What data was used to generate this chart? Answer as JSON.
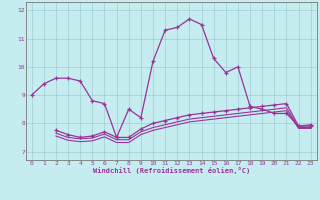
{
  "xlabel": "Windchill (Refroidissement éolien,°C)",
  "xlim": [
    -0.5,
    23.5
  ],
  "ylim": [
    6.7,
    12.3
  ],
  "xticks": [
    0,
    1,
    2,
    3,
    4,
    5,
    6,
    7,
    8,
    9,
    10,
    11,
    12,
    13,
    14,
    15,
    16,
    17,
    18,
    19,
    20,
    21,
    22,
    23
  ],
  "yticks": [
    7,
    8,
    9,
    10,
    11,
    12
  ],
  "background_color": "#c5edf0",
  "grid_color": "#9fcdd4",
  "line_color": "#993399",
  "line1_x": [
    0,
    1,
    2,
    3,
    4,
    5,
    6,
    7,
    8,
    9,
    10,
    11,
    12,
    13,
    14,
    15,
    16,
    17,
    18,
    19,
    20,
    21,
    22,
    23
  ],
  "line1_y": [
    9.0,
    9.4,
    9.6,
    9.6,
    9.5,
    8.8,
    8.7,
    7.5,
    8.5,
    8.2,
    10.2,
    11.3,
    11.4,
    11.7,
    11.5,
    10.3,
    9.8,
    10.0,
    8.6,
    8.5,
    8.35,
    8.35,
    7.9,
    7.95
  ],
  "line2_x": [
    2,
    3,
    4,
    5,
    6,
    7,
    8,
    9,
    10,
    11,
    12,
    13,
    14,
    15,
    16,
    17,
    18,
    19,
    20,
    21,
    22,
    23
  ],
  "line2_y": [
    7.75,
    7.6,
    7.5,
    7.55,
    7.7,
    7.5,
    7.5,
    7.8,
    8.0,
    8.1,
    8.2,
    8.3,
    8.35,
    8.4,
    8.45,
    8.5,
    8.55,
    8.6,
    8.65,
    8.7,
    7.9,
    7.9
  ],
  "line3_x": [
    2,
    3,
    4,
    5,
    6,
    7,
    8,
    9,
    10,
    11,
    12,
    13,
    14,
    15,
    16,
    17,
    18,
    19,
    20,
    21,
    22,
    23
  ],
  "line3_y": [
    7.65,
    7.5,
    7.45,
    7.48,
    7.62,
    7.42,
    7.42,
    7.7,
    7.85,
    7.95,
    8.05,
    8.15,
    8.2,
    8.25,
    8.3,
    8.35,
    8.4,
    8.45,
    8.5,
    8.55,
    7.85,
    7.85
  ],
  "line4_x": [
    2,
    3,
    4,
    5,
    6,
    7,
    8,
    9,
    10,
    11,
    12,
    13,
    14,
    15,
    16,
    17,
    18,
    19,
    20,
    21,
    22,
    23
  ],
  "line4_y": [
    7.55,
    7.4,
    7.35,
    7.38,
    7.52,
    7.32,
    7.32,
    7.6,
    7.75,
    7.85,
    7.95,
    8.05,
    8.1,
    8.15,
    8.2,
    8.25,
    8.3,
    8.35,
    8.4,
    8.45,
    7.82,
    7.82
  ]
}
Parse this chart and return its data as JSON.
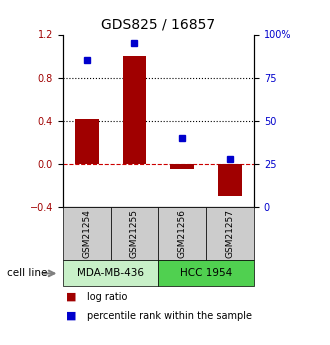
{
  "title": "GDS825 / 16857",
  "samples": [
    "GSM21254",
    "GSM21255",
    "GSM21256",
    "GSM21257"
  ],
  "log_ratios": [
    0.42,
    1.0,
    -0.05,
    -0.3
  ],
  "percentile_ranks": [
    85,
    95,
    40,
    28
  ],
  "cell_lines": [
    {
      "label": "MDA-MB-436",
      "samples": [
        0,
        1
      ],
      "color": "#c8f0c8"
    },
    {
      "label": "HCC 1954",
      "samples": [
        2,
        3
      ],
      "color": "#50d050"
    }
  ],
  "bar_color": "#a00000",
  "dot_color": "#0000cc",
  "left_ylim": [
    -0.4,
    1.2
  ],
  "right_ylim": [
    0,
    100
  ],
  "left_yticks": [
    -0.4,
    0.0,
    0.4,
    0.8,
    1.2
  ],
  "right_yticks": [
    0,
    25,
    50,
    75,
    100
  ],
  "right_yticklabels": [
    "0",
    "25",
    "50",
    "75",
    "100%"
  ],
  "hline_dotted": [
    0.4,
    0.8
  ],
  "hline_dashed": 0.0,
  "bar_width": 0.5,
  "sample_box_color": "#cccccc",
  "cell_line_label": "cell line",
  "legend_red_label": "log ratio",
  "legend_blue_label": "percentile rank within the sample"
}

* _YOUR TASK_
Repeat the data in full and exactly. Omit pictures.

* _THE OUTPUT_
What data was used to generate this chart? Answer as JSON.
{
  "xlabel": "Windchill (Refroidissement éolien,°C)",
  "xlim": [
    -0.5,
    23.5
  ],
  "ylim": [
    6.7,
    12.3
  ],
  "xticks": [
    0,
    1,
    2,
    3,
    4,
    5,
    6,
    7,
    8,
    9,
    10,
    11,
    12,
    13,
    14,
    15,
    16,
    17,
    18,
    19,
    20,
    21,
    22,
    23
  ],
  "yticks": [
    7,
    8,
    9,
    10,
    11,
    12
  ],
  "background_color": "#c5edf0",
  "grid_color": "#9fcdd4",
  "line_color": "#993399",
  "line1_x": [
    0,
    1,
    2,
    3,
    4,
    5,
    6,
    7,
    8,
    9,
    10,
    11,
    12,
    13,
    14,
    15,
    16,
    17,
    18,
    19,
    20,
    21,
    22,
    23
  ],
  "line1_y": [
    9.0,
    9.4,
    9.6,
    9.6,
    9.5,
    8.8,
    8.7,
    7.5,
    8.5,
    8.2,
    10.2,
    11.3,
    11.4,
    11.7,
    11.5,
    10.3,
    9.8,
    10.0,
    8.6,
    8.5,
    8.35,
    8.35,
    7.9,
    7.95
  ],
  "line2_x": [
    2,
    3,
    4,
    5,
    6,
    7,
    8,
    9,
    10,
    11,
    12,
    13,
    14,
    15,
    16,
    17,
    18,
    19,
    20,
    21,
    22,
    23
  ],
  "line2_y": [
    7.75,
    7.6,
    7.5,
    7.55,
    7.7,
    7.5,
    7.5,
    7.8,
    8.0,
    8.1,
    8.2,
    8.3,
    8.35,
    8.4,
    8.45,
    8.5,
    8.55,
    8.6,
    8.65,
    8.7,
    7.9,
    7.9
  ],
  "line3_x": [
    2,
    3,
    4,
    5,
    6,
    7,
    8,
    9,
    10,
    11,
    12,
    13,
    14,
    15,
    16,
    17,
    18,
    19,
    20,
    21,
    22,
    23
  ],
  "line3_y": [
    7.65,
    7.5,
    7.45,
    7.48,
    7.62,
    7.42,
    7.42,
    7.7,
    7.85,
    7.95,
    8.05,
    8.15,
    8.2,
    8.25,
    8.3,
    8.35,
    8.4,
    8.45,
    8.5,
    8.55,
    7.85,
    7.85
  ],
  "line4_x": [
    2,
    3,
    4,
    5,
    6,
    7,
    8,
    9,
    10,
    11,
    12,
    13,
    14,
    15,
    16,
    17,
    18,
    19,
    20,
    21,
    22,
    23
  ],
  "line4_y": [
    7.55,
    7.4,
    7.35,
    7.38,
    7.52,
    7.32,
    7.32,
    7.6,
    7.75,
    7.85,
    7.95,
    8.05,
    8.1,
    8.15,
    8.2,
    8.25,
    8.3,
    8.35,
    8.4,
    8.45,
    7.82,
    7.82
  ]
}
Parse this chart and return its data as JSON.
{
  "title": "GDS825 / 16857",
  "samples": [
    "GSM21254",
    "GSM21255",
    "GSM21256",
    "GSM21257"
  ],
  "log_ratios": [
    0.42,
    1.0,
    -0.05,
    -0.3
  ],
  "percentile_ranks": [
    85,
    95,
    40,
    28
  ],
  "cell_lines": [
    {
      "label": "MDA-MB-436",
      "samples": [
        0,
        1
      ],
      "color": "#c8f0c8"
    },
    {
      "label": "HCC 1954",
      "samples": [
        2,
        3
      ],
      "color": "#50d050"
    }
  ],
  "bar_color": "#a00000",
  "dot_color": "#0000cc",
  "left_ylim": [
    -0.4,
    1.2
  ],
  "right_ylim": [
    0,
    100
  ],
  "left_yticks": [
    -0.4,
    0.0,
    0.4,
    0.8,
    1.2
  ],
  "right_yticks": [
    0,
    25,
    50,
    75,
    100
  ],
  "right_yticklabels": [
    "0",
    "25",
    "50",
    "75",
    "100%"
  ],
  "hline_dotted": [
    0.4,
    0.8
  ],
  "hline_dashed": 0.0,
  "bar_width": 0.5,
  "sample_box_color": "#cccccc",
  "cell_line_label": "cell line",
  "legend_red_label": "log ratio",
  "legend_blue_label": "percentile rank within the sample"
}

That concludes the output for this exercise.